=== Information shown ===
-- start --

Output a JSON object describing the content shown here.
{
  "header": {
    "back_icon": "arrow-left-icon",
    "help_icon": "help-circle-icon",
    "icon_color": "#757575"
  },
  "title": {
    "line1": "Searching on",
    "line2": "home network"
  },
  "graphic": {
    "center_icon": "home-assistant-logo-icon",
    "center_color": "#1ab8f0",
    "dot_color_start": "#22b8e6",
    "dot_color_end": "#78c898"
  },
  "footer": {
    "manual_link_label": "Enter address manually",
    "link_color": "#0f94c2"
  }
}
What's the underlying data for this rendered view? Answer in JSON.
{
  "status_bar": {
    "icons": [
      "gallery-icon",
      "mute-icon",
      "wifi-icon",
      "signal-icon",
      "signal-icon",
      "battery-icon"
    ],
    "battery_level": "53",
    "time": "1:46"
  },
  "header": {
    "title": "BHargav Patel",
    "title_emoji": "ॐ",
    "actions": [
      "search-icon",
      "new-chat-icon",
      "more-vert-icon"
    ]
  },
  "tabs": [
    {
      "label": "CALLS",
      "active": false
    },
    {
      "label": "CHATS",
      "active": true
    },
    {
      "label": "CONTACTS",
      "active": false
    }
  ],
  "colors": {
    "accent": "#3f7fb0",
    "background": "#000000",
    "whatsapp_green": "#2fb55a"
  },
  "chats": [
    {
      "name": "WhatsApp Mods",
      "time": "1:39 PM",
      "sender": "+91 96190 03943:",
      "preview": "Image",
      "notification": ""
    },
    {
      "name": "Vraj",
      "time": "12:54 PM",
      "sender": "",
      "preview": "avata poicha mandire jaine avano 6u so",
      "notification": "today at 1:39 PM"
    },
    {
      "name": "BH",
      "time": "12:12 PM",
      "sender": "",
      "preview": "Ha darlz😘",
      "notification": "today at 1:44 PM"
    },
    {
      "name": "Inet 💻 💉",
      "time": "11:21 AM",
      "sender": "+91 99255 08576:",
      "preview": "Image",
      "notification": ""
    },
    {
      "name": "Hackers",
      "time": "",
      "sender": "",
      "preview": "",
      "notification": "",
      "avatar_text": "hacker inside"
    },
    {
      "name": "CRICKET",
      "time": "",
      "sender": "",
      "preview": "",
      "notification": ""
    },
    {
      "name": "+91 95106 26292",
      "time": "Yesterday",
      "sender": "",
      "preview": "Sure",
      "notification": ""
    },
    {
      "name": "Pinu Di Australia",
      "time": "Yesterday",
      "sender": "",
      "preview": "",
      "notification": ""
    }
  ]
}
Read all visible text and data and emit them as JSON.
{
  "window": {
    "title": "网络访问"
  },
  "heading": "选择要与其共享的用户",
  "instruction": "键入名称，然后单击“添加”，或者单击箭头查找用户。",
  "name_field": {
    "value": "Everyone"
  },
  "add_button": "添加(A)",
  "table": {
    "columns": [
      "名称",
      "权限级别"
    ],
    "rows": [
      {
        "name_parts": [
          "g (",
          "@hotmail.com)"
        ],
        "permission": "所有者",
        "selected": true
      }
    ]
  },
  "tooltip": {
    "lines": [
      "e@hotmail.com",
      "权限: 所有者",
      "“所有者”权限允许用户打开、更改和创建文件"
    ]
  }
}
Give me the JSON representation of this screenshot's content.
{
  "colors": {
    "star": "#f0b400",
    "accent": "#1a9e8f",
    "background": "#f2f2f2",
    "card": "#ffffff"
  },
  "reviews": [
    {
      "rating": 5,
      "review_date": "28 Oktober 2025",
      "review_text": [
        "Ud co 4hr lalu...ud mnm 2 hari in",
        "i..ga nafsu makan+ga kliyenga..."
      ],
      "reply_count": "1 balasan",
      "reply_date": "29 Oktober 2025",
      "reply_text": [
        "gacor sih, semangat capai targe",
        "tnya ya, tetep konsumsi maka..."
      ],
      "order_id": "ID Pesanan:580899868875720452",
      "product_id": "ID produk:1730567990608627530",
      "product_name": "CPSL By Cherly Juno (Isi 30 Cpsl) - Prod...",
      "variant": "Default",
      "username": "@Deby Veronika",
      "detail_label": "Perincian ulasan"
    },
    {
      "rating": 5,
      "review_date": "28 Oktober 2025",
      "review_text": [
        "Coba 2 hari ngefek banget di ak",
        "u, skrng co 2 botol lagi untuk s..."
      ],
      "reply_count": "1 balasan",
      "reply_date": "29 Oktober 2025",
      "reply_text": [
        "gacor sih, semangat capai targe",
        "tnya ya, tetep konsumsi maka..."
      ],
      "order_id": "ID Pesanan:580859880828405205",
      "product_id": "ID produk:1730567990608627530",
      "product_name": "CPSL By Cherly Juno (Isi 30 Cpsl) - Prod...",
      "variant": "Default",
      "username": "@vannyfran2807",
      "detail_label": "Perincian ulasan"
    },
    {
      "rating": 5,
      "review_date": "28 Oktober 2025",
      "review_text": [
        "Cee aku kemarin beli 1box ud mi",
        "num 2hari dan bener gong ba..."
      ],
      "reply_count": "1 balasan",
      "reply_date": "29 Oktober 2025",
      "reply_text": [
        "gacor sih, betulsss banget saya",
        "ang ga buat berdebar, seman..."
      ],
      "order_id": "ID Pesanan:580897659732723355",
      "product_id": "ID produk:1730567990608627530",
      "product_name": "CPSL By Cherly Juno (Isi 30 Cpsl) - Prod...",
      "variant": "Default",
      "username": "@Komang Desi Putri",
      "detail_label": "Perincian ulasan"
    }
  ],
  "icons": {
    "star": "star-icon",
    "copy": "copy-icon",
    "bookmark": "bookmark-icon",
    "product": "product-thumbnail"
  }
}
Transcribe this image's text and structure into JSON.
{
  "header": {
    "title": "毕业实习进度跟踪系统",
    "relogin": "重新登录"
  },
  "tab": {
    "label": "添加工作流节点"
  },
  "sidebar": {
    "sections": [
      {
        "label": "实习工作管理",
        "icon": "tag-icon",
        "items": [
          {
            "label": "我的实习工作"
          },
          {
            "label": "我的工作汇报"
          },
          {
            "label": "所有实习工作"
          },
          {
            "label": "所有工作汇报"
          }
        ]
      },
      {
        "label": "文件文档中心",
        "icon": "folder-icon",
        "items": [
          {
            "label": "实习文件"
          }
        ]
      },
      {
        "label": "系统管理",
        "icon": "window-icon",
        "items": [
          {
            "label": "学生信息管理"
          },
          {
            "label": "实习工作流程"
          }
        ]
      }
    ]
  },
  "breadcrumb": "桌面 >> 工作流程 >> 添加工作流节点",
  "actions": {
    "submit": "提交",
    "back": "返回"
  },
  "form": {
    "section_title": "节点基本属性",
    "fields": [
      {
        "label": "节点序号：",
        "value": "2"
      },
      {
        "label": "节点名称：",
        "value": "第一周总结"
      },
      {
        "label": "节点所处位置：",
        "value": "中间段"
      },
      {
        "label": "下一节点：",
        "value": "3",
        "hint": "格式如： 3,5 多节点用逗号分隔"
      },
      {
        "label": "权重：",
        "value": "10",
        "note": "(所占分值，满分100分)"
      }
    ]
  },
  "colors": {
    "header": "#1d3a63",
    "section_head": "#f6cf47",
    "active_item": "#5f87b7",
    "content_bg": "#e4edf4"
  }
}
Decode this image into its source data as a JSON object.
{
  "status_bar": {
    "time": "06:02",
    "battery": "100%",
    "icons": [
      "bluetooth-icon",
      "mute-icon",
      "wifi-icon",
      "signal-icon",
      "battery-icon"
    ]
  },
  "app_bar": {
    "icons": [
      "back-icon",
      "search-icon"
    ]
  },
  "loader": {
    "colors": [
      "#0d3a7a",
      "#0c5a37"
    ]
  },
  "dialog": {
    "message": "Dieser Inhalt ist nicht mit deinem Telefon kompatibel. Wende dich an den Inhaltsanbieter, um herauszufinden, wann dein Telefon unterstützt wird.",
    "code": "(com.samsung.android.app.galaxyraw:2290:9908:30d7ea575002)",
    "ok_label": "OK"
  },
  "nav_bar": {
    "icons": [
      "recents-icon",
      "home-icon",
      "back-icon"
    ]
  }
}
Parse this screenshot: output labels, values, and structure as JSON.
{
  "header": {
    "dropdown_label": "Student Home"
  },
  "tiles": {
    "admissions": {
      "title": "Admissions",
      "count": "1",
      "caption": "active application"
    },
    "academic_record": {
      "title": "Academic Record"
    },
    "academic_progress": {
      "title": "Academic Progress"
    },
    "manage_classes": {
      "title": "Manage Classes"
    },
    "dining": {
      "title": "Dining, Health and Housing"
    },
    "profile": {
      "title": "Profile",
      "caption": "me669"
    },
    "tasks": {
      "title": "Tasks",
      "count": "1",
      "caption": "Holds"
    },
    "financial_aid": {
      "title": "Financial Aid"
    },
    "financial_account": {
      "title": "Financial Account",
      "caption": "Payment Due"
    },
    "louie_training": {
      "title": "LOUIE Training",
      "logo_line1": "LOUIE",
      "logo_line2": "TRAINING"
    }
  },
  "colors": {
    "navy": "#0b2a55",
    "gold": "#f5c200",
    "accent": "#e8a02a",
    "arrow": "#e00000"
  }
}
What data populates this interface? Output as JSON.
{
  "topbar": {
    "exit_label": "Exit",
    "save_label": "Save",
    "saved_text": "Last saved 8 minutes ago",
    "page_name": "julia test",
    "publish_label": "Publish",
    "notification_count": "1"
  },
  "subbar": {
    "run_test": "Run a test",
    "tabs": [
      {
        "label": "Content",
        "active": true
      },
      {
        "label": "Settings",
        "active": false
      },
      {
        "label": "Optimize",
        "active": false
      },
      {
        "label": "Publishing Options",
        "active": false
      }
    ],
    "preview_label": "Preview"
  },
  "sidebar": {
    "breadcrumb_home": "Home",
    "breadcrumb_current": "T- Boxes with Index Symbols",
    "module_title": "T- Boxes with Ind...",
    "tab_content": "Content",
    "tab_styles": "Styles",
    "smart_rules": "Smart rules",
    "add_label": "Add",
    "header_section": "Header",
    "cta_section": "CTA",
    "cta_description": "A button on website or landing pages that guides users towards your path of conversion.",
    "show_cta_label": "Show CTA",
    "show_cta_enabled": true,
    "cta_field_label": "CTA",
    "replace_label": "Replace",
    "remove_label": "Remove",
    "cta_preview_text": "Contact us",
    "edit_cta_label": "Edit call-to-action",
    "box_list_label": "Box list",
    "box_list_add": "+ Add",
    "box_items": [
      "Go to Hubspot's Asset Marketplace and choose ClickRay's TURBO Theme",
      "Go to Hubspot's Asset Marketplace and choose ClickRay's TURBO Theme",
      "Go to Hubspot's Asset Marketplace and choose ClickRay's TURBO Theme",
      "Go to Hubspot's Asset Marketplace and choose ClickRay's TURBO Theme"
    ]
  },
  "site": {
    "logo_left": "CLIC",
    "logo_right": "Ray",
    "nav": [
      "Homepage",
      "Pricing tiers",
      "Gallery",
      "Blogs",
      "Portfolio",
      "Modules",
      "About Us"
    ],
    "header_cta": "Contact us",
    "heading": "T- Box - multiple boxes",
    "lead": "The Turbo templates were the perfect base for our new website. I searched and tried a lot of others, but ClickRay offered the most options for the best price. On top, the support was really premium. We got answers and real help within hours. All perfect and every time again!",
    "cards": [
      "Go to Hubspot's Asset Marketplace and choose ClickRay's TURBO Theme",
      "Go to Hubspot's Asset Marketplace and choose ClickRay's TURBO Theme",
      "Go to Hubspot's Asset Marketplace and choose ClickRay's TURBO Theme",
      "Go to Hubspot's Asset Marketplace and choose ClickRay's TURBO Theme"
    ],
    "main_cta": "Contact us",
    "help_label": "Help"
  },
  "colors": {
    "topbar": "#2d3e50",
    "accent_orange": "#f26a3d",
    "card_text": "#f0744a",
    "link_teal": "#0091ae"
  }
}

-- end --

=== Objective ===
In the entries above, identify every line with the string "into".

=== Response ===
Transcribe this image's text and structure into JSON.
Decode this image into its source data as a JSON object.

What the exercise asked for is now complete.